# Directions:
Each line that holds the word "голов" should be returned.

# Material for this task:
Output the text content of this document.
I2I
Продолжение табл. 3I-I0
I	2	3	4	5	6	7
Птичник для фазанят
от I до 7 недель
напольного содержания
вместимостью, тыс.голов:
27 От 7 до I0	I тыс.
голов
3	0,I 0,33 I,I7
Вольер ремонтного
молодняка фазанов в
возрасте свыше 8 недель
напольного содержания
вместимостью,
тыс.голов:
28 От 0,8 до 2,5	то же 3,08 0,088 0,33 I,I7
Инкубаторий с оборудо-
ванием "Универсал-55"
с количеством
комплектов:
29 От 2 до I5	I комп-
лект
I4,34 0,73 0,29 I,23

# Solved problem:
вместимостью, тыс.голов:
голов
тыс.голов:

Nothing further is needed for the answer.